EXTRACTED ENTRIES ::
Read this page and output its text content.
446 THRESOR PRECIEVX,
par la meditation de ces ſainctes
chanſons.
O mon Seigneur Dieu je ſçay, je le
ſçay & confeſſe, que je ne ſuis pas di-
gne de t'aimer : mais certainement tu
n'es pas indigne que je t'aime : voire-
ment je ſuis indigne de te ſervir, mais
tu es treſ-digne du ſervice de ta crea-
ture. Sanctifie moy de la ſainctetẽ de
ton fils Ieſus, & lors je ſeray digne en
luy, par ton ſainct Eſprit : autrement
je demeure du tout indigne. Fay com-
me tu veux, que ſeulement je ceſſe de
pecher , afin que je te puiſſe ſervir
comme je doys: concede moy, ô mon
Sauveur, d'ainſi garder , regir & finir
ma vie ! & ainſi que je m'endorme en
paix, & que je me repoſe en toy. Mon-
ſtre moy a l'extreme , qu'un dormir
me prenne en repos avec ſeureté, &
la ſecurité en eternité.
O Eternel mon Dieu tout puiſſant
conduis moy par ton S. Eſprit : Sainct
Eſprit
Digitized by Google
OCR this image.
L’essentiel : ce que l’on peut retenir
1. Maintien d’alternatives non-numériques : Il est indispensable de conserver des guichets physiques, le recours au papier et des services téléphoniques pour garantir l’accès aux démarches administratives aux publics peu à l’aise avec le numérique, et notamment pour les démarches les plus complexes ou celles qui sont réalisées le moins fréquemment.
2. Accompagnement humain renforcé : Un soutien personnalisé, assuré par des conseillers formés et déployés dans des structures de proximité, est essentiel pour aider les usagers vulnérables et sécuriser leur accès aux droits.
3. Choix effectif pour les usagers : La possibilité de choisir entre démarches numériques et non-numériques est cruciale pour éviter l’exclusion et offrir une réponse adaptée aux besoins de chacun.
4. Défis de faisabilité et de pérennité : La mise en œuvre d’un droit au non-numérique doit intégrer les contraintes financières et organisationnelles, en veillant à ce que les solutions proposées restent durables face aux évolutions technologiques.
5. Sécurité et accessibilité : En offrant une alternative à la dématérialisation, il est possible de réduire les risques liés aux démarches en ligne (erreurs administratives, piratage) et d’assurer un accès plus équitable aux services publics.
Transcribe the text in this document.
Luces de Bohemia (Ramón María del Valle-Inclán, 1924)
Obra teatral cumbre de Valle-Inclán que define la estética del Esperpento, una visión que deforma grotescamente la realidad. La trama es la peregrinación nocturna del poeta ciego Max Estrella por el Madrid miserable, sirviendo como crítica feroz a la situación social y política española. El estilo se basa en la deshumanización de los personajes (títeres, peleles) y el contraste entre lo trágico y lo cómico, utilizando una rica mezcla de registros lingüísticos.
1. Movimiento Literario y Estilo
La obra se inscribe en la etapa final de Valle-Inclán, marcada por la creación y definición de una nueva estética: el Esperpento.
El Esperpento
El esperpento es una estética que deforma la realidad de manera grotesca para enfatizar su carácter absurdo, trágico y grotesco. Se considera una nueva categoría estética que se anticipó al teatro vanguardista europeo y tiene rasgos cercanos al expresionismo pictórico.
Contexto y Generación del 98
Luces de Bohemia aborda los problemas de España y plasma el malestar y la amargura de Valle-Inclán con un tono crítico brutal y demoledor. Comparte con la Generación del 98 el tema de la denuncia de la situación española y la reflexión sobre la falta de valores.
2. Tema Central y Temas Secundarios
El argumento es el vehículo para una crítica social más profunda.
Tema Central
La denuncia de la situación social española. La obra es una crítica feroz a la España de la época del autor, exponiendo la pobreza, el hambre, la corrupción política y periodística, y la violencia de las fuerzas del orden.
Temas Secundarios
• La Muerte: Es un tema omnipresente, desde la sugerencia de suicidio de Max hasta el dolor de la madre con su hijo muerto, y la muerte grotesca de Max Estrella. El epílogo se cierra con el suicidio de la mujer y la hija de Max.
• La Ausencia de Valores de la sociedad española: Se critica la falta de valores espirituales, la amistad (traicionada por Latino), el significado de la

WORK TO DO :: Reproduce the data, keeping every line exactly the same.

EXERCISE RESPONSE ::
Read this page and output its text content.
446 THRESOR PRECIEVX,
par la meditation de ces ſainctes
chanſons.
O mon Seigneur Dieu je ſçay, je le
ſçay & confeſſe, que je ne ſuis pas di-
gne de t'aimer : mais certainement tu
n'es pas indigne que je t'aime : voire-
ment je ſuis indigne de te ſervir, mais
tu es treſ-digne du ſervice de ta crea-
ture. Sanctifie moy de la ſainctetẽ de
ton fils Ieſus, & lors je ſeray digne en
luy, par ton ſainct Eſprit : autrement
je demeure du tout indigne. Fay com-
me tu veux, que ſeulement je ceſſe de
pecher , afin que je te puiſſe ſervir
comme je doys: concede moy, ô mon
Sauveur, d'ainſi garder , regir & finir
ma vie ! & ainſi que je m'endorme en
paix, & que je me repoſe en toy. Mon-
ſtre moy a l'extreme , qu'un dormir
me prenne en repos avec ſeureté, &
la ſecurité en eternité.
O Eternel mon Dieu tout puiſſant
conduis moy par ton S. Eſprit : Sainct
Eſprit
Digitized by Google
OCR this image.
L’essentiel : ce que l’on peut retenir
1. Maintien d’alternatives non-numériques : Il est indispensable de conserver des guichets physiques, le recours au papier et des services téléphoniques pour garantir l’accès aux démarches administratives aux publics peu à l’aise avec le numérique, et notamment pour les démarches les plus complexes ou celles qui sont réalisées le moins fréquemment.
2. Accompagnement humain renforcé : Un soutien personnalisé, assuré par des conseillers formés et déployés dans des structures de proximité, est essentiel pour aider les usagers vulnérables et sécuriser leur accès aux droits.
3. Choix effectif pour les usagers : La possibilité de choisir entre démarches numériques et non-numériques est cruciale pour éviter l’exclusion et offrir une réponse adaptée aux besoins de chacun.
4. Défis de faisabilité et de pérennité : La mise en œuvre d’un droit au non-numérique doit intégrer les contraintes financières et organisationnelles, en veillant à ce que les solutions proposées restent durables face aux évolutions technologiques.
5. Sécurité et accessibilité : En offrant une alternative à la dématérialisation, il est possible de réduire les risques liés aux démarches en ligne (erreurs administratives, piratage) et d’assurer un accès plus équitable aux services publics.
Transcribe the text in this document.
Luces de Bohemia (Ramón María del Valle-Inclán, 1924)
Obra teatral cumbre de Valle-Inclán que define la estética del Esperpento, una visión que deforma grotescamente la realidad. La trama es la peregrinación nocturna del poeta ciego Max Estrella por el Madrid miserable, sirviendo como crítica feroz a la situación social y política española. El estilo se basa en la deshumanización de los personajes (títeres, peleles) y el contraste entre lo trágico y lo cómico, utilizando una rica mezcla de registros lingüísticos.
1. Movimiento Literario y Estilo
La obra se inscribe en la etapa final de Valle-Inclán, marcada por la creación y definición de una nueva estética: el Esperpento.
El Esperpento
El esperpento es una estética que deforma la realidad de manera grotesca para enfatizar su carácter absurdo, trágico y grotesco. Se considera una nueva categoría estética que se anticipó al teatro vanguardista europeo y tiene rasgos cercanos al expresionismo pictórico.
Contexto y Generación del 98
Luces de Bohemia aborda los problemas de España y plasma el malestar y la amargura de Valle-Inclán con un tono crítico brutal y demoledor. Comparte con la Generación del 98 el tema de la denuncia de la situación española y la reflexión sobre la falta de valores.
2. Tema Central y Temas Secundarios
El argumento es el vehículo para una crítica social más profunda.
Tema Central
La denuncia de la situación social española. La obra es una crítica feroz a la España de la época del autor, exponiendo la pobreza, el hambre, la corrupción política y periodística, y la violencia de las fuerzas del orden.
Temas Secundarios
• La Muerte: Es un tema omnipresente, desde la sugerencia de suicidio de Max hasta el dolor de la madre con su hijo muerto, y la muerte grotesca de Max Estrella. El epílogo se cierra con el suicidio de la mujer y la hija de Max.
• La Ausencia de Valores de la sociedad española: Se critica la falta de valores espirituales, la amistad (traicionada por Latino), el significado de la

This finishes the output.